:: Exercise prompt ::
Keep only those lines of the records that include the string "some".

Data records:

========================================

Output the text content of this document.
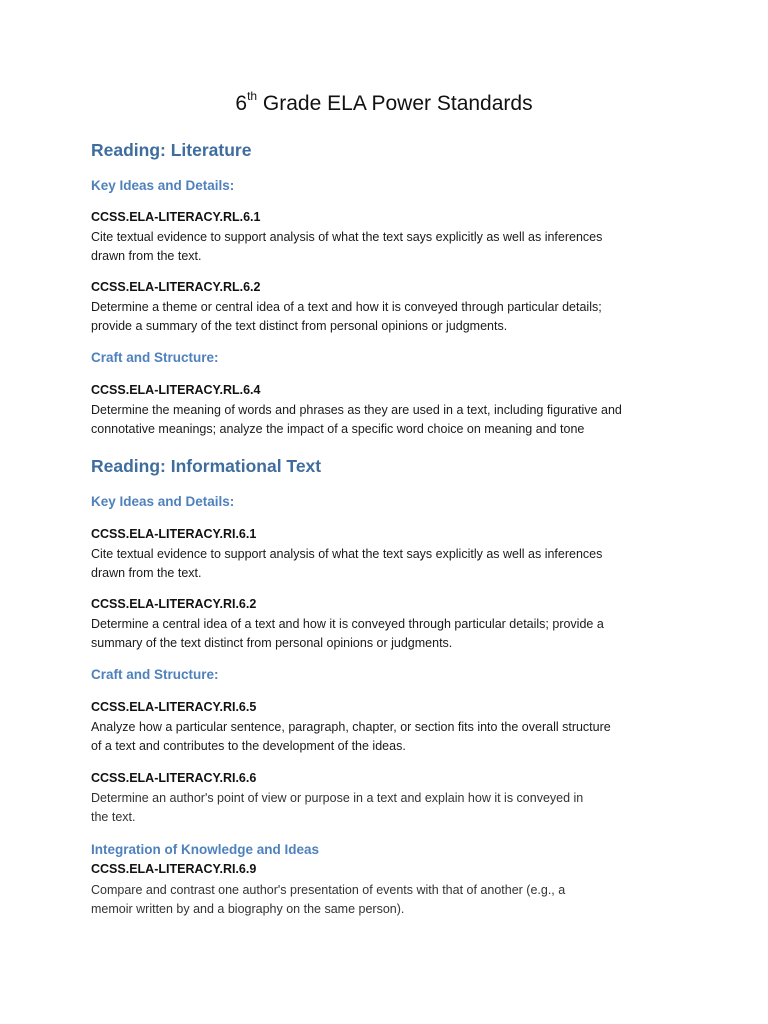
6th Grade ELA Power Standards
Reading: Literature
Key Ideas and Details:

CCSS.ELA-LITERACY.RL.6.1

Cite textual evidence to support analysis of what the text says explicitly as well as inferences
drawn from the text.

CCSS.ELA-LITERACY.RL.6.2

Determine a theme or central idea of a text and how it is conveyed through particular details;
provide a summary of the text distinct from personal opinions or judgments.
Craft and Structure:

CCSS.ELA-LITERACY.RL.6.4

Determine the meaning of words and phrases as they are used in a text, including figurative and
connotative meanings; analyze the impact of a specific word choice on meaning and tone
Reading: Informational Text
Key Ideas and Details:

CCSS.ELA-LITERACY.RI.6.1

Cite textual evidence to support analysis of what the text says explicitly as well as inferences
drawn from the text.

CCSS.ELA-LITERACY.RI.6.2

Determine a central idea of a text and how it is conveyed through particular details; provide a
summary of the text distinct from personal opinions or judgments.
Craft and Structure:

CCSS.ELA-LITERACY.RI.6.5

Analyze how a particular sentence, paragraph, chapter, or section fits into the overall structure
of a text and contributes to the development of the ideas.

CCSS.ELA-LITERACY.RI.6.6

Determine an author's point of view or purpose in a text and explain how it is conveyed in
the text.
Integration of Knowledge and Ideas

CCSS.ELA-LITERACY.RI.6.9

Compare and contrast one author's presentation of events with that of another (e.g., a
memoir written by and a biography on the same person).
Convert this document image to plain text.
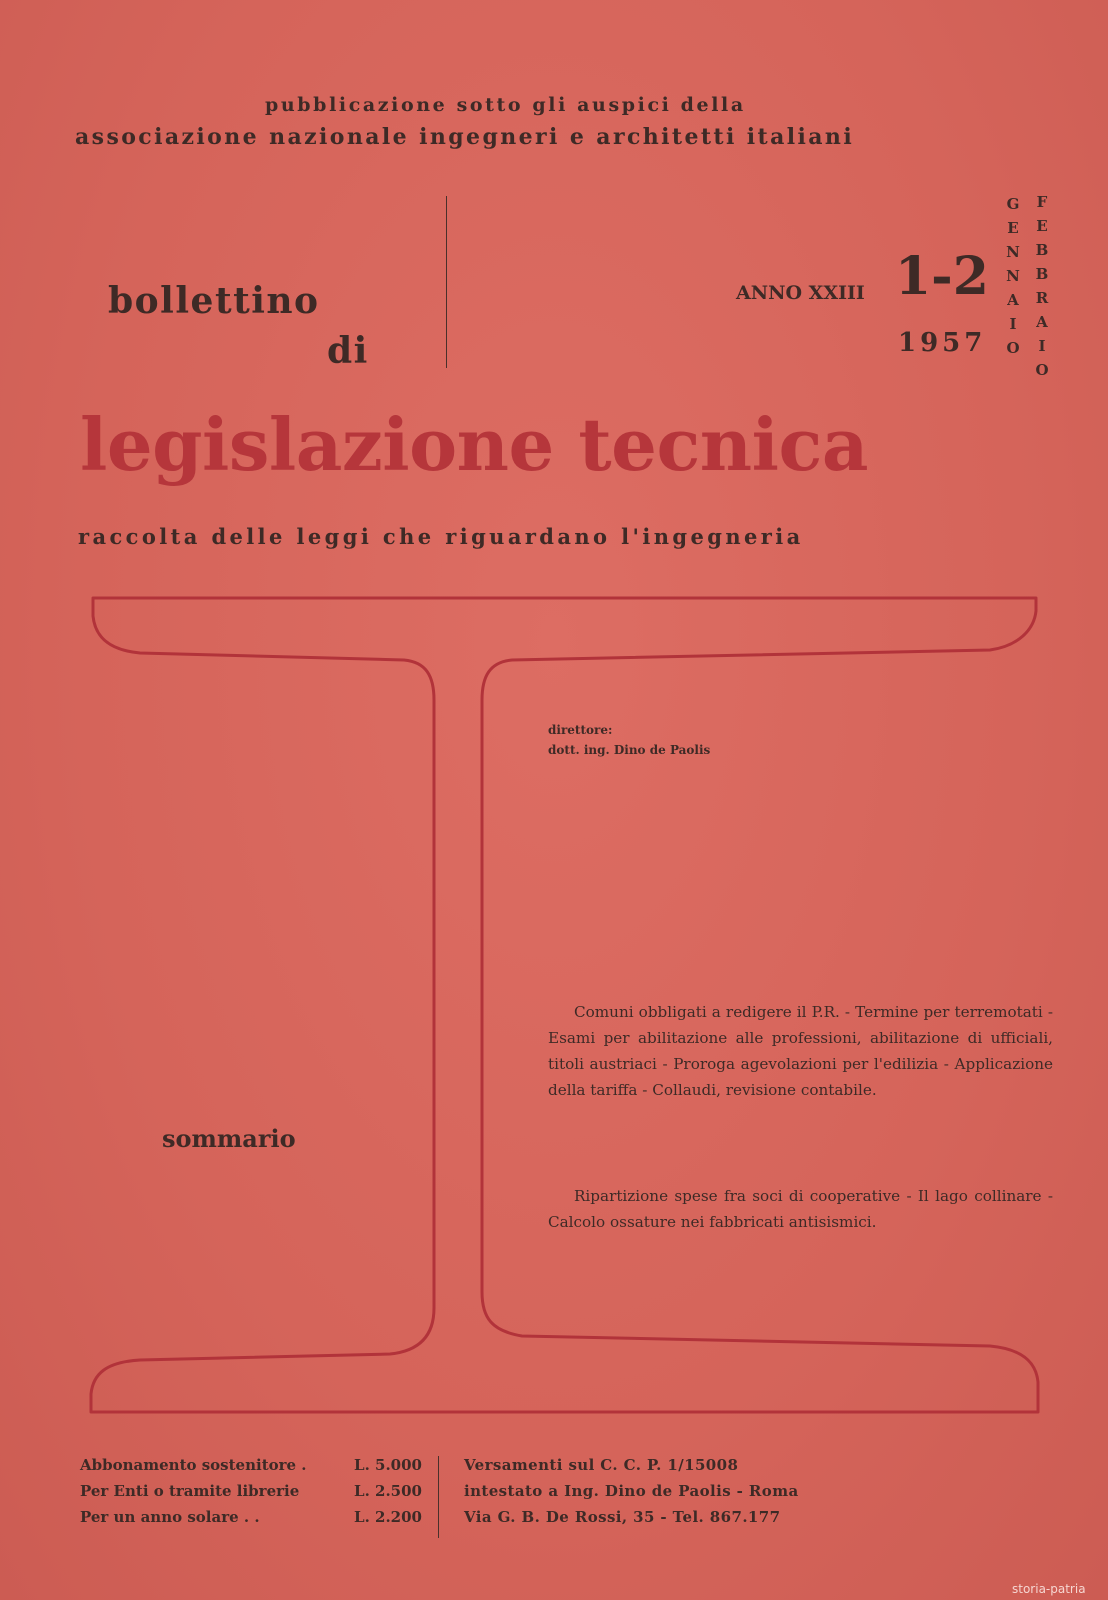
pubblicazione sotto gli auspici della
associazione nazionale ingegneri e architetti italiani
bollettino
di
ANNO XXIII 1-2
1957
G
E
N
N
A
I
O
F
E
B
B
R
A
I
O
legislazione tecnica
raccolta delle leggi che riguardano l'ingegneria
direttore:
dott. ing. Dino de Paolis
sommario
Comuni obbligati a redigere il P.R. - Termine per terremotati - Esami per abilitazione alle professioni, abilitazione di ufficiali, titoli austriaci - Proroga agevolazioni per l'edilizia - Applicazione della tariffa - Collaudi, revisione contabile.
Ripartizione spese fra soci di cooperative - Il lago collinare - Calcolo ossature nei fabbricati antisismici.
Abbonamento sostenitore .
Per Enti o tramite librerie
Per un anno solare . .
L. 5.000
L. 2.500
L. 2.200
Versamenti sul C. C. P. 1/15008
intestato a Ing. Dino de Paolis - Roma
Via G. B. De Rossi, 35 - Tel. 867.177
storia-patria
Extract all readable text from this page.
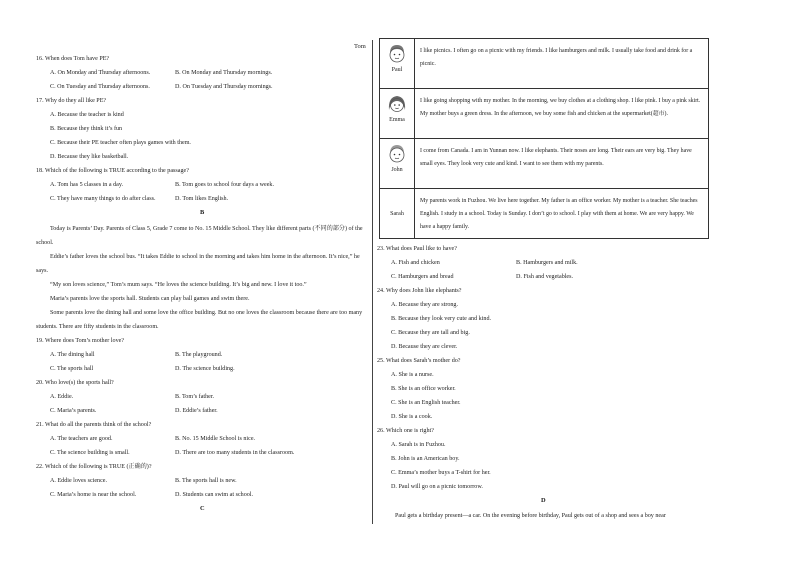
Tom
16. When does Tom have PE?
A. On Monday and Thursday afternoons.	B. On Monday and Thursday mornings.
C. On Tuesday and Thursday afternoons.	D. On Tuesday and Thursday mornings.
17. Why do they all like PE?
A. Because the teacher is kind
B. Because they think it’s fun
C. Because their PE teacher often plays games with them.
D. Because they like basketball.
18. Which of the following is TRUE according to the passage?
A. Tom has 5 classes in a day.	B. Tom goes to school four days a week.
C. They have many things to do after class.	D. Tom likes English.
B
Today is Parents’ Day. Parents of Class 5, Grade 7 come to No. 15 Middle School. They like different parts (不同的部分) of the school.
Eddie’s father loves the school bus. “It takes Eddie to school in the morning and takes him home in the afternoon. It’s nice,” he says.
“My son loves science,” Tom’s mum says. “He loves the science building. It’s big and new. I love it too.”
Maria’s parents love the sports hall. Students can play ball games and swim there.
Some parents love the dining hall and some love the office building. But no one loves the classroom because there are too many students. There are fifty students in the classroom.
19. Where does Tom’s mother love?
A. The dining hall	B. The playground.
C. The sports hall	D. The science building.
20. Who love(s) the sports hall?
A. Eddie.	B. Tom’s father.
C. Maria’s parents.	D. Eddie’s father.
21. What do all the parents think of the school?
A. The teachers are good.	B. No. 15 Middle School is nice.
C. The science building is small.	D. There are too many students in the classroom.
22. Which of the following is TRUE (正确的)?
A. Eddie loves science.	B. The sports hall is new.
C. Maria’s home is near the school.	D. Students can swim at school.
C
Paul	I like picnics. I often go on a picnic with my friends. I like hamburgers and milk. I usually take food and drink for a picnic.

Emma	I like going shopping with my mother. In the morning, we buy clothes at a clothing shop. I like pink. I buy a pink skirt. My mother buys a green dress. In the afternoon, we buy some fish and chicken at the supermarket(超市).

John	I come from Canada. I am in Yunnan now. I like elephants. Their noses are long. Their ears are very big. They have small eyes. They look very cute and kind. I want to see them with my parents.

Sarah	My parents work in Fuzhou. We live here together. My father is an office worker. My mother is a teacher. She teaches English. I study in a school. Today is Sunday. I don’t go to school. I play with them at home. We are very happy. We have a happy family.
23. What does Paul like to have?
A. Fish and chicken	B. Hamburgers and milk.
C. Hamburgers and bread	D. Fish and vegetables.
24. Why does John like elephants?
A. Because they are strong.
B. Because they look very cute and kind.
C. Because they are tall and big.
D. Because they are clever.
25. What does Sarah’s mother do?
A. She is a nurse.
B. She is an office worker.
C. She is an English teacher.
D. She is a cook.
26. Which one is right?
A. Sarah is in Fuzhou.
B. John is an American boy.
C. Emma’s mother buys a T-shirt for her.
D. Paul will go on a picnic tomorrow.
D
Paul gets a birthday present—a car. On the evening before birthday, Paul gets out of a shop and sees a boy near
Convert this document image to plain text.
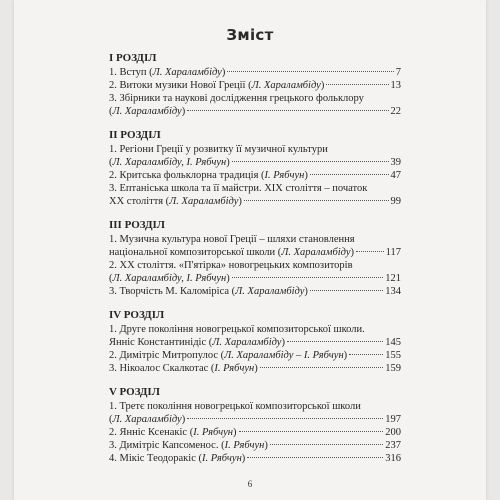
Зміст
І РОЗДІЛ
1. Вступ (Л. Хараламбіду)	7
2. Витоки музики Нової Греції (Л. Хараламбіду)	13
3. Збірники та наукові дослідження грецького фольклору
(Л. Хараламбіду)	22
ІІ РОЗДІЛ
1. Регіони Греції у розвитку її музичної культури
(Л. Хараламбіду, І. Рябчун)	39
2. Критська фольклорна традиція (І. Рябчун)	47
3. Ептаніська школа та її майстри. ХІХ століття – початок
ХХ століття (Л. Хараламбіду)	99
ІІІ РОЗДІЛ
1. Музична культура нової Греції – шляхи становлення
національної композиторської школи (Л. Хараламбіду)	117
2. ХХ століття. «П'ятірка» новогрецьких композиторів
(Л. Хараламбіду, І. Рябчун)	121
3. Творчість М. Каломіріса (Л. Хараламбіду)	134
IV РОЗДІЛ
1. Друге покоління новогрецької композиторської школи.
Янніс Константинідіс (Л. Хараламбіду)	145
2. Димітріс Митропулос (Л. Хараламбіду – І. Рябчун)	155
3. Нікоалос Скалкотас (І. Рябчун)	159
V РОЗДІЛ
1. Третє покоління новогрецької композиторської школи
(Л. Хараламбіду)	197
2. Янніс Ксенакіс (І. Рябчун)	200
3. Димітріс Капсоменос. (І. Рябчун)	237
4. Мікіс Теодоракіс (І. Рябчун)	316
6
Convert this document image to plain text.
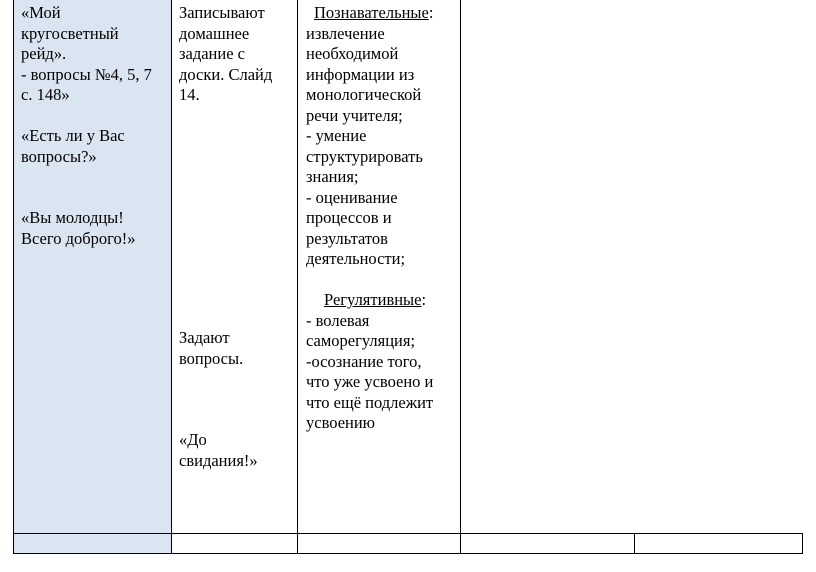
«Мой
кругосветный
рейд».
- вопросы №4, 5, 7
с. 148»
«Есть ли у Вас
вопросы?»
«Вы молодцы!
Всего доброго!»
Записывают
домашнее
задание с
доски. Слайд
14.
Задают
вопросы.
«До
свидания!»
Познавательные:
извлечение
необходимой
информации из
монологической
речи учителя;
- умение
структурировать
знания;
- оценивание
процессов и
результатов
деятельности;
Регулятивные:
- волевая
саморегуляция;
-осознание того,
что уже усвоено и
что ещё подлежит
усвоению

========================================

:: Full answer ::
Some parents love the dining hall and some love the office building. But no one loves the classroom because there are too many students. There are fifty students in the classroom.
Emma	I like going shopping with my mother. In the morning, we buy clothes at a clothing shop. I like pink. I buy a pink skirt. My mother buys a green dress. In the afternoon, we buy some fish and chicken at the supermarket(超市).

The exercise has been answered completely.